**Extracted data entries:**
— begin —
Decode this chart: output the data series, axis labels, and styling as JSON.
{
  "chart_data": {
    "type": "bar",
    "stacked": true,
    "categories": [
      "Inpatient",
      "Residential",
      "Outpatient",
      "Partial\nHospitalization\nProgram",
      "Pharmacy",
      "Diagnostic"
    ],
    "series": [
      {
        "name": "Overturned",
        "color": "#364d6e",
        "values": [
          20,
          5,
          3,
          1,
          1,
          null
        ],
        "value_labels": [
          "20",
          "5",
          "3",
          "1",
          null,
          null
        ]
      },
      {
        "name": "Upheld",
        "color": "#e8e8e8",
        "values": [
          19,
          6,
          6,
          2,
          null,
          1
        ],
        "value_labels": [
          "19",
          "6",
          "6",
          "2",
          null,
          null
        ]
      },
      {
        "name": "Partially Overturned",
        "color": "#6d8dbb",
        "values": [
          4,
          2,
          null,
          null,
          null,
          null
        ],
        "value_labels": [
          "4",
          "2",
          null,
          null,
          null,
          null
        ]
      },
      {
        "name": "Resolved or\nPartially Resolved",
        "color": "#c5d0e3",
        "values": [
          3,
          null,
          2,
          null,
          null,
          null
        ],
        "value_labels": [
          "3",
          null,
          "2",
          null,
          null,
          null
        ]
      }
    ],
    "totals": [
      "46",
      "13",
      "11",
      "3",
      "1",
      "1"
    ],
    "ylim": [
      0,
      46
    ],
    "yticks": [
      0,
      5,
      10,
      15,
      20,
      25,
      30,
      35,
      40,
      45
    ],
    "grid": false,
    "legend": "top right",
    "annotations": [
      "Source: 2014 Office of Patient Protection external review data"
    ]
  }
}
— end —
Pull every line containing the word "series" out of the entries above.

**Exercise response:**
Decode this chart: output the data series, axis labels, and styling as JSON.
    "series": [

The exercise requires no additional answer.